→ **PROVIDED ENTRIES**
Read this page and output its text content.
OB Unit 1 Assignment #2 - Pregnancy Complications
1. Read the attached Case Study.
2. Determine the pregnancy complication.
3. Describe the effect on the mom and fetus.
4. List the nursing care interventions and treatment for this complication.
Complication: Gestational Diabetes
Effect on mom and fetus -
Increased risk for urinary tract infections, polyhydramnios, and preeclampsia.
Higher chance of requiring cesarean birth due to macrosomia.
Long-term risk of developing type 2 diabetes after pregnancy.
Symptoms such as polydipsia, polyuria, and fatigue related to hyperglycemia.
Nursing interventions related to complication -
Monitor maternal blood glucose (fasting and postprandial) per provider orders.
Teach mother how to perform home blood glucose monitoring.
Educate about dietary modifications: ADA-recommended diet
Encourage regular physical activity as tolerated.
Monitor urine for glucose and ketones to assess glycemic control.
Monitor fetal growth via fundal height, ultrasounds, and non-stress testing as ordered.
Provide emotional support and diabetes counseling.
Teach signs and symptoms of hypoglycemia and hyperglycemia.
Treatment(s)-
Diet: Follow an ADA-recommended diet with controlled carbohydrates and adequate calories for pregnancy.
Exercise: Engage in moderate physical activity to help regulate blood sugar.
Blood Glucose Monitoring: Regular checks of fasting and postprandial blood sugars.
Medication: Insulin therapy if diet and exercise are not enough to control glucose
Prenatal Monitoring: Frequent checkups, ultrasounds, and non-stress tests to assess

→ **EXERCISE PROMPT**
Type the material above out again, exactly.

→ **SOLUTION TO THIS TASK**
Read this page and output its text content.
OB Unit 1 Assignment #2 - Pregnancy Complications
1. Read the attached Case Study.
2. Determine the pregnancy complication.
3. Describe the effect on the mom and fetus.
4. List the nursing care interventions and treatment for this complication.
Complication: Gestational Diabetes
Effect on mom and fetus -
Increased risk for urinary tract infections, polyhydramnios, and preeclampsia.
Higher chance of requiring cesarean birth due to macrosomia.
Long-term risk of developing type 2 diabetes after pregnancy.
Symptoms such as polydipsia, polyuria, and fatigue related to hyperglycemia.
Nursing interventions related to complication -
Monitor maternal blood glucose (fasting and postprandial) per provider orders.
Teach mother how to perform home blood glucose monitoring.
Educate about dietary modifications: ADA-recommended diet
Encourage regular physical activity as tolerated.
Monitor urine for glucose and ketones to assess glycemic control.
Monitor fetal growth via fundal height, ultrasounds, and non-stress testing as ordered.
Provide emotional support and diabetes counseling.
Teach signs and symptoms of hypoglycemia and hyperglycemia.
Treatment(s)-
Diet: Follow an ADA-recommended diet with controlled carbohydrates and adequate calories for pregnancy.
Exercise: Engage in moderate physical activity to help regulate blood sugar.
Blood Glucose Monitoring: Regular checks of fasting and postprandial blood sugars.
Medication: Insulin therapy if diet and exercise are not enough to control glucose
Prenatal Monitoring: Frequent checkups, ultrasounds, and non-stress tests to assess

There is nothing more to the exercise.